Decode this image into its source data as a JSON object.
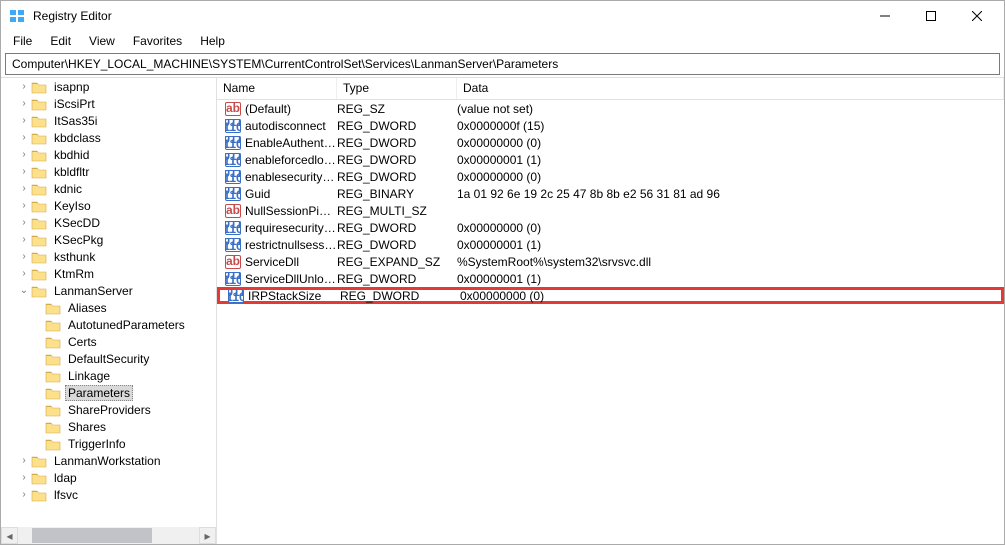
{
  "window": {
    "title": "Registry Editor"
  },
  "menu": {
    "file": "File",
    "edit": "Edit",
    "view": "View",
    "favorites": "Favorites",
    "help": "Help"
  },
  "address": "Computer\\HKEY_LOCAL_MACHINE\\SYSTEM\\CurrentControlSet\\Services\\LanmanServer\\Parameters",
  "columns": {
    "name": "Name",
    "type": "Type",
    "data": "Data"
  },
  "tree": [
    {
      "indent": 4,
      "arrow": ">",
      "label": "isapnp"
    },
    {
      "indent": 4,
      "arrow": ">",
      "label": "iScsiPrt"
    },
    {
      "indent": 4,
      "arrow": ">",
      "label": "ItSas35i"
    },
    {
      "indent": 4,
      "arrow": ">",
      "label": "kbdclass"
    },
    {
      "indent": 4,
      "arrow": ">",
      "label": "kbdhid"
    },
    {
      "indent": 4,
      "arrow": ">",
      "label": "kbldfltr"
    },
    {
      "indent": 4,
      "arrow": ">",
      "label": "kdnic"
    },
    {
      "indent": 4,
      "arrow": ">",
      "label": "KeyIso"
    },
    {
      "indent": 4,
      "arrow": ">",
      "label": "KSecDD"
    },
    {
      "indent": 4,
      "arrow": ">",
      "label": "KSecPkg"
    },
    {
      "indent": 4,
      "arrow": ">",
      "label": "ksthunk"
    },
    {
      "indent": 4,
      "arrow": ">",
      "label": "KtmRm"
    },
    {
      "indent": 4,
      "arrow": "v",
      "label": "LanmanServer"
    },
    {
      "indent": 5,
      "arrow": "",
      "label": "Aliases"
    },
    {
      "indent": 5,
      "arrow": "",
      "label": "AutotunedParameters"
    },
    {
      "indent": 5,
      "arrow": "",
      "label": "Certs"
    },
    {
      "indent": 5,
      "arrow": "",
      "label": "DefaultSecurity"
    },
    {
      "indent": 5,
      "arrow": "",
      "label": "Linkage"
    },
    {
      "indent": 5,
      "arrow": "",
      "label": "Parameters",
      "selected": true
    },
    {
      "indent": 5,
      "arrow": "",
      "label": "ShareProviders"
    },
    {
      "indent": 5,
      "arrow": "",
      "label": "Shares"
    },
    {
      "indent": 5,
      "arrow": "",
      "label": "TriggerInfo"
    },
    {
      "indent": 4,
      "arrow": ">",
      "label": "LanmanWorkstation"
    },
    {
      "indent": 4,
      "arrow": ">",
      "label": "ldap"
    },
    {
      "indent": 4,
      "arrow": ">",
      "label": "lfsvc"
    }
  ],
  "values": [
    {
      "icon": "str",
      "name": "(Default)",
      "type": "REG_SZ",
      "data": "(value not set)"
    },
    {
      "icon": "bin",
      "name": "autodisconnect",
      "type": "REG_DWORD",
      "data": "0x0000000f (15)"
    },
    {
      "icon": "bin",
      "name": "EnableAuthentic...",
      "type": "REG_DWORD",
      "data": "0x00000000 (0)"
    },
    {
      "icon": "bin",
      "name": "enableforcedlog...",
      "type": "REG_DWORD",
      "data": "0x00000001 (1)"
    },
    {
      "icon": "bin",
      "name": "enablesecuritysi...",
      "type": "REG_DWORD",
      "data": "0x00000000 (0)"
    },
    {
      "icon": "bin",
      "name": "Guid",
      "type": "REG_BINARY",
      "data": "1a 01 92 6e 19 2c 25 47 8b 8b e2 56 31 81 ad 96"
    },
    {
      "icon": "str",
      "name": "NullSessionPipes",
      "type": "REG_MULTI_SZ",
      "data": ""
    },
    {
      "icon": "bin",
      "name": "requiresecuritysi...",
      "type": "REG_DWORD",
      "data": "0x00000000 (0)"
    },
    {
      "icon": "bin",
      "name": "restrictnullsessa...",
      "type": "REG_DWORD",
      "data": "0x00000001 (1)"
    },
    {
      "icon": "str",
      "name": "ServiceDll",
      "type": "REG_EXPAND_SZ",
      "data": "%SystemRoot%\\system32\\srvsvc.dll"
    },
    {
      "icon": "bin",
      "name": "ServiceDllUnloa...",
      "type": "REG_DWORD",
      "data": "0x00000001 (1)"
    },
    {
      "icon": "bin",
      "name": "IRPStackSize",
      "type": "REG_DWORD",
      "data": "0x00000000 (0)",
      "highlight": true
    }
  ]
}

********

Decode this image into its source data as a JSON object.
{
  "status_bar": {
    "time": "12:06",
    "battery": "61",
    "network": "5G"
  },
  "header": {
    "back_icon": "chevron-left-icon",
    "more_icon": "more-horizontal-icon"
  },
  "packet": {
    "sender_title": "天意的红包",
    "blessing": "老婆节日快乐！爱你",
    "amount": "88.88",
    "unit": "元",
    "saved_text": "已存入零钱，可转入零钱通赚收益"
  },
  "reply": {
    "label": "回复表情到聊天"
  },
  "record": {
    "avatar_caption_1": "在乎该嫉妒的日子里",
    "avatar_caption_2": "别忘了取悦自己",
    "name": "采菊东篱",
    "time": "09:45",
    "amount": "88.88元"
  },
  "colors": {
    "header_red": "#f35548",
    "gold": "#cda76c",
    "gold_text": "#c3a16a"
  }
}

********

TASK BRIEF ->
Read the entries and select each line where the word "LanmanServer" is found.

TASK RESPONSE ->
  "address": "Computer\\HKEY_LOCAL_MACHINE\\SYSTEM\\CurrentControlSet\\Services\\LanmanServer\\Parameters",
      "label": "LanmanServer"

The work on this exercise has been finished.